### Material for this exercise
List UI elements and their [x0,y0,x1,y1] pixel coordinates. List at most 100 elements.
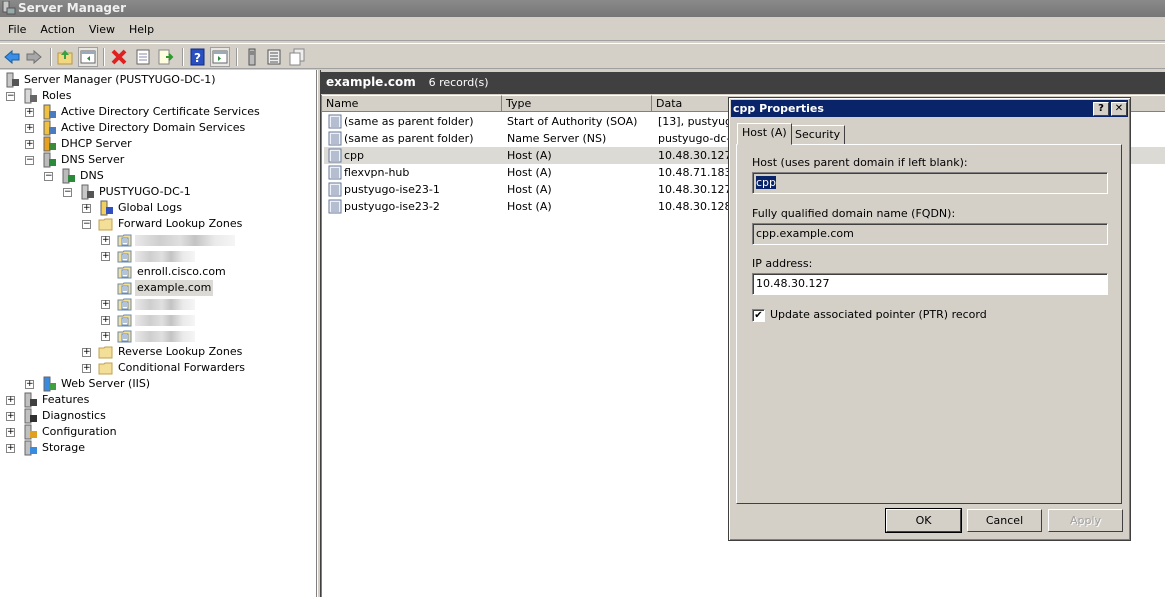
collapse-icon[interactable]: − [63,188,72,197]
tree-node[interactable]: + Configuration [0,424,316,440]
collapse-icon[interactable]: − [25,156,34,165]
expand-icon[interactable]: + [6,396,15,405]
tree-node-label[interactable]: Reverse Lookup Zones [116,344,244,360]
expand-icon[interactable]: + [6,428,15,437]
properties-button[interactable] [133,47,153,67]
tree-node[interactable]: + [0,328,316,344]
tree-node[interactable]: − Forward Lookup Zones [0,216,316,232]
help-button[interactable]: ? [188,47,208,67]
tree-node-label[interactable]: Web Server (IIS) [59,376,152,392]
tree-node[interactable]: + Active Directory Domain Services [0,120,316,136]
expand-icon[interactable]: + [101,332,110,341]
delete-button[interactable] [109,47,129,67]
cancel-button[interactable]: Cancel [967,509,1042,532]
tree-node-label[interactable]: DNS [78,168,106,184]
tab-security[interactable]: Security [790,125,846,145]
tree-node[interactable]: + Reverse Lookup Zones [0,344,316,360]
tree-node[interactable]: − PUSTYUGO-DC-1 [0,184,316,200]
tree-node-label[interactable]: Storage [40,440,87,456]
ip-address-field[interactable]: 10.48.30.127 [752,273,1108,295]
help-caption-button[interactable]: ? [1093,102,1109,116]
tree-node-label[interactable]: example.com [135,280,214,296]
dns-record-icon [328,182,342,197]
expand-icon[interactable]: + [25,108,34,117]
list-button[interactable] [264,47,284,67]
show-hide-action-pane-button[interactable] [210,47,230,67]
tree-node-label[interactable]: Diagnostics [40,408,108,424]
tree-node[interactable]: + [0,248,316,264]
record-type: Start of Authority (SOA) [507,115,638,128]
menu-view[interactable]: View [82,19,122,41]
menu-action[interactable]: Action [33,19,81,41]
tree-node[interactable]: + Web Server (IIS) [0,376,316,392]
column-header-name[interactable]: Name [322,95,502,112]
tree-node-label[interactable]: Configuration [40,424,119,440]
ptr-checkbox-label[interactable]: Update associated pointer (PTR) record [770,308,987,321]
expand-icon[interactable]: + [82,364,91,373]
tree-node-label[interactable]: Global Logs [116,200,184,216]
tree-node-label[interactable]: enroll.cisco.com [135,264,228,280]
tree-node[interactable]: Server Manager (PUSTYUGO-DC-1) [0,72,316,88]
question-mark-icon: ? [1098,103,1104,114]
tree-node[interactable]: − DNS Server [0,152,316,168]
tree-node-label[interactable]: DNS Server [59,152,126,168]
tree-node[interactable]: + [0,296,316,312]
expand-icon[interactable]: + [101,236,110,245]
collapse-icon[interactable]: − [82,220,91,229]
show-hide-console-tree-button[interactable] [78,47,98,67]
tree-node[interactable]: example.com [0,280,316,296]
collapse-icon[interactable]: − [44,172,53,181]
console-tree[interactable]: Server Manager (PUSTYUGO-DC-1) − Roles + Act… [0,70,317,597]
tree-node[interactable]: + DHCP Server [0,136,316,152]
tree-node[interactable]: − DNS [0,168,316,184]
tree-node-label[interactable]: DHCP Server [59,136,134,152]
expand-icon[interactable]: + [101,252,110,261]
apply-button[interactable]: Apply [1048,509,1123,532]
tree-node[interactable]: + Conditional Forwarders [0,360,316,376]
tab-host-a[interactable]: Host (A) [737,123,792,145]
up-one-level-button[interactable] [55,47,75,67]
expand-icon[interactable]: + [25,124,34,133]
expand-icon[interactable]: + [82,204,91,213]
column-header-type[interactable]: Type [502,95,652,112]
tree-node-label[interactable]: Active Directory Domain Services [59,120,247,136]
host-field[interactable]: cpp [752,172,1108,194]
tree-node-label[interactable]: Conditional Forwarders [116,360,247,376]
record-type: Name Server (NS) [507,132,607,145]
tree-node[interactable]: − Roles [0,88,316,104]
menu-help[interactable]: Help [122,19,161,41]
ok-button[interactable]: OK [885,508,962,533]
close-button[interactable]: ✕ [1111,102,1127,116]
expand-icon[interactable]: + [6,412,15,421]
tree-node-label[interactable]: Roles [40,88,73,104]
tree-node-label[interactable]: Features [40,392,91,408]
tree-node-label[interactable]: Forward Lookup Zones [116,216,244,232]
expand-icon[interactable]: + [101,316,110,325]
back-button[interactable] [2,47,22,67]
ptr-checkbox[interactable]: ✔ [752,309,765,322]
properties-dialog: cpp Properties ? ✕ Host (A) Security Hos… [728,97,1131,541]
tree-node[interactable]: + Features [0,392,316,408]
tree-node[interactable]: + Storage [0,440,316,456]
zone-name: example.com [326,75,416,89]
tree-node[interactable]: + [0,312,316,328]
export-list-button[interactable] [156,47,176,67]
expand-icon[interactable]: + [101,300,110,309]
tree-node[interactable]: + Active Directory Certificate Services [0,104,316,120]
expand-icon[interactable]: + [25,380,34,389]
expand-icon[interactable]: + [25,140,34,149]
forward-button[interactable] [24,47,44,67]
server-button[interactable] [242,47,262,67]
expand-icon[interactable]: + [82,348,91,357]
menu-file[interactable]: File [0,19,33,41]
expand-icon[interactable]: + [6,444,15,453]
copy-button[interactable] [287,47,307,67]
tree-node[interactable]: + Global Logs [0,200,316,216]
tree-node-label[interactable]: Active Directory Certificate Services [59,104,262,120]
tree-node[interactable]: + [0,232,316,248]
tree-node-label[interactable]: PUSTYUGO-DC-1 [97,184,193,200]
tree-node[interactable]: enroll.cisco.com [0,264,316,280]
tree-node-label[interactable]: Server Manager (PUSTYUGO-DC-1) [22,72,218,88]
collapse-icon[interactable]: − [6,92,15,101]
tree-node[interactable]: + Diagnostics [0,408,316,424]
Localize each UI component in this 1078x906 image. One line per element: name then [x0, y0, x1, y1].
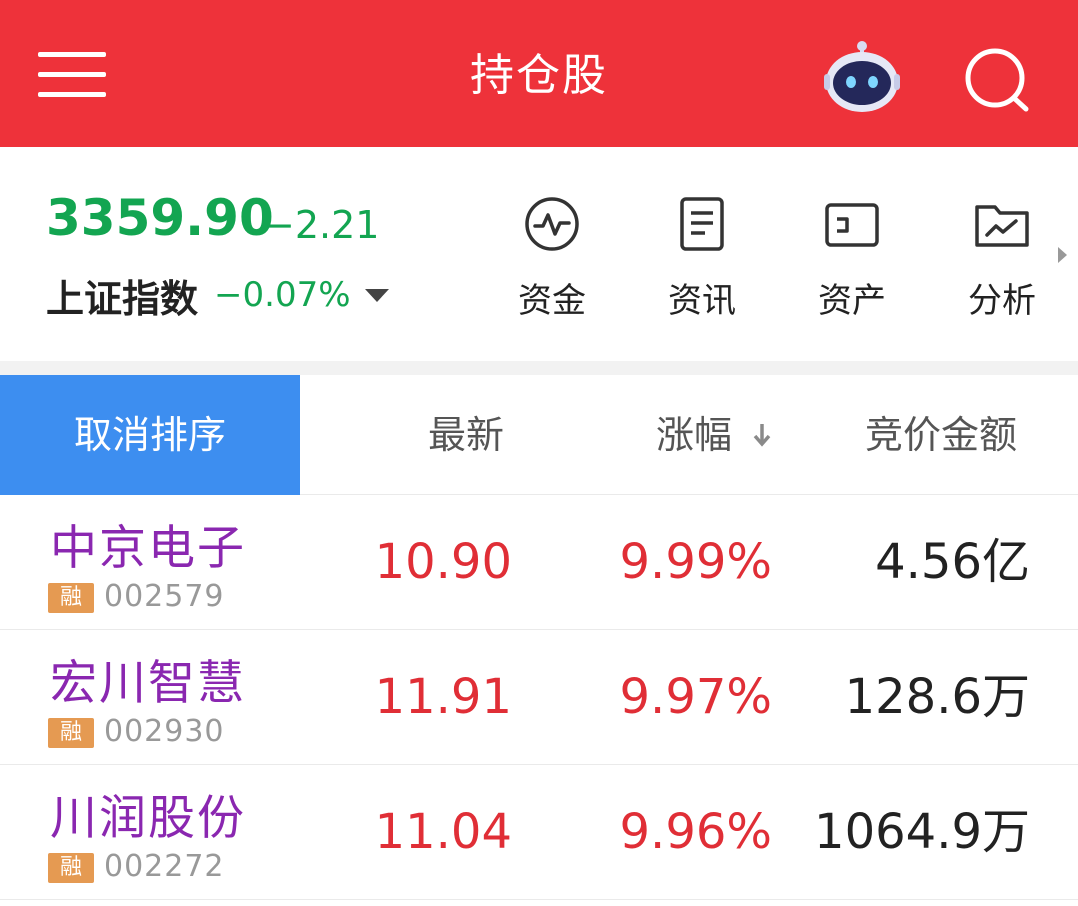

### What is required
Render every line of the entries above as a JSON list of strings, one string per line, with blank lines skipped and the pictures omitted.

### Exercise output
[
  "List UI elements and their [x0,y0,x1,y1] pixel coordinates. List at most 100 elements.",
  "collapse-icon[interactable]: − [63,188,72,197]",
  "tree-node[interactable]: + Configuration [0,424,316,440]",
  "collapse-icon[interactable]: − [25,156,34,165]",
  "expand-icon[interactable]: + [6,396,15,405]",
  "tree-node-label[interactable]: Reverse Lookup Zones [116,344,244,360]",
  "expand-icon[interactable]: + [6,428,15,437]",
  "properties-button[interactable] [133,47,153,67]",
  "tree-node[interactable]: + [0,328,316,344]",
  "tree-node[interactable]: − Forward Lookup Zones [0,216,316,232]",
  "help-button[interactable]: ? [188,47,208,67]",
  "tree-node-label[interactable]: Web Server (IIS) [59,376,152,392]",
  "tree-node[interactable]: + Active Directory Domain Services [0,120,316,136]",
  "expand-icon[interactable]: + [101,332,110,341]",
  "delete-button[interactable] [109,47,129,67]",
  "cancel-button[interactable]: Cancel [967,509,1042,532]",
  "tree-node-label[interactable]: DNS [78,168,106,184]",
  "tab-security[interactable]: Security [790,125,846,145]",
  "tree-node[interactable]: + Reverse Lookup Zones [0,344,316,360]",
  "tree-node[interactable]: − PUSTYUGO-DC-1 [0,184,316,200]",
  "tree-node-label[interactable]: Storage [40,440,87,456]",
  "ip-address-field[interactable]: 10.48.30.127 [752,273,1108,295]",
  "help-caption-button[interactable]: ? [1093,102,1109,116]",
  "tree-node-label[interactable]: example.com [135,280,214,296]",
  "dns-record-icon [328,182,342,197]",
  "expand-icon[interactable]: + [25,108,34,117]",
  "list-button[interactable] [264,47,284,67]",
  "show-hide-action-pane-button[interactable] [210,47,230,67]",
  "tree-node-label[interactable]: Diagnostics [40,408,108,424]",
  "tree-node[interactable]: + [0,248,316,264]",
  "record-type: Start of Authority (SOA) [507,115,638,128]",
  "menu-view[interactable]: View [82,19,122,41]",
  "menu-action[interactable]: Action [33,19,81,41]",
  "tree-node[interactable]: + Web Server (IIS) [0,376,316,392]",
  "column-header-name[interactable]: Name [322,95,502,112]",
  "tree-node-label[interactable]: Configuration [40,424,119,440]",
  "ptr-checkbox-label[interactable]: Update associated pointer (PTR) record [770,308,987,321]",
  "expand-icon[interactable]: + [82,364,91,373]",
  "tree-node-label[interactable]: Global Logs [116,200,184,216]",
  "tree-node-label[interactable]: enroll.cisco.com [135,264,228,280]",
  "tree-node[interactable]: Server Manager (PUSTYUGO-DC-1) [0,72,316,88]",
  "question-mark-icon: ? [1098,103,1104,114]",
  "tree-node[interactable]: − DNS Server [0,152,316,168]",
  "tree-node-label[interactable]: DNS Server [59,152,126,168]",
  "tree-node[interactable]: + [0,296,316,312]",
  "expand-icon[interactable]: + [101,236,110,245]",
  "collapse-icon[interactable]: − [82,220,91,229]",
  "show-hide-console-tree-button[interactable] [78,47,98,67]",
  "tree-node[interactable]: example.com [0,280,316,296]",
  "collapse-icon[interactable]: − [44,172,53,181]",
  "console-tree[interactable]: Server Manager (PUSTYUGO-DC-1) − Roles + Act… [0,70,317,597]",
  "tree-node[interactable]: + DHCP Server [0,136,316,152]",
  "tree-node[interactable]: − DNS [0,168,316,184]",
  "tree-node-label[interactable]: DHCP Server [59,136,134,152]",
  "expand-icon[interactable]: + [101,252,110,261]",
  "apply-button[interactable]: Apply [1048,509,1123,532]",
  "tree-node[interactable]: + Conditional Forwarders [0,360,316,376]",
  "tab-host-a[interactable]: Host (A) [737,123,792,145]",
  "up-one-level-button[interactable] [55,47,75,67]",
  "expand-icon[interactable]: + [25,124,34,133]",
  "expand-icon[interactable]: + [82,204,91,213]",
  "column-header-type[interactable]: Type [502,95,652,112]",
  "tree-node-label[interactable]: Active Directory Domain Services [59,120,247,136]",
  "host-field[interactable]: cpp [752,172,1108,194]",
  "tree-node-label[interactable]: Conditional Forwarders [116,360,247,376]",
  "record-type: Name Server (NS) [507,132,607,145]",
  "tree-node[interactable]: − Roles [0,88,316,104]",
  "menu-help[interactable]: Help [122,19,161,41]",
  "ok-button[interactable]: OK [885,508,962,533]",
  "close-button[interactable]: ✕ [1111,102,1127,116]",
  "expand-icon[interactable]: + [6,412,15,421]",
  "tree-node-label[interactable]: Roles [40,88,73,104]",
  "tree-node-label[interactable]: Features [40,392,91,408]",
  "tree-node-label[interactable]: Forward Lookup Zones [116,216,244,232]",
  "expand-icon[interactable]: + [101,316,110,325]",
  "back-button[interactable] [2,47,22,67]",
  "ptr-checkbox[interactable]: ✔ [752,309,765,322]",
  "properties-dialog: cpp Properties ? ✕ Host (A) Security Hos… [728,97,1131,541]",
  "tree-node[interactable]: + Features [0,392,316,408]",
  "tree-node[interactable]: + Storage [0,440,316,456]",
  "zone-name: example.com [326,75,416,89]",
  "tree-node[interactable]: + [0,312,316,328]",
  "export-list-button[interactable] [156,47,176,67]",
  "expand-icon[interactable]: + [101,300,110,309]",
  "tree-node[interactable]: + Active Directory Certificate Services [0,104,316,120]",
  "expand-icon[interactable]: + [25,380,34,389]",
  "expand-icon[interactable]: + [25,140,34,149]",
  "forward-button[interactable] [24,47,44,67]",
  "server-button[interactable] [242,47,262,67]",
  "expand-icon[interactable]: + [82,348,91,357]",
  "menu-file[interactable]: File [0,19,33,41]",
  "expand-icon[interactable]: + [6,444,15,453]",
  "copy-button[interactable] [287,47,307,67]",
  "tree-node[interactable]: + Global Logs [0,200,316,216]",
  "tree-node-label[interactable]: Active Directory Certificate Services [59,104,262,120]",
  "tree-node[interactable]: + [0,232,316,248]",
  "tree-node-label[interactable]: PUSTYUGO-DC-1 [97,184,193,200]",
  "tree-node[interactable]: enroll.cisco.com [0,264,316,280]",
  "tree-node-label[interactable]: Server Manager (PUSTYUGO-DC-1) [22,72,218,88]",
  "collapse-icon[interactable]: − [6,92,15,101]",
  "tree-node[interactable]: + Diagnostics [0,408,316,424]",
  "Localize each UI component in this 1078x906 image. One line per element: name then [x0, y0, x1, y1]."
]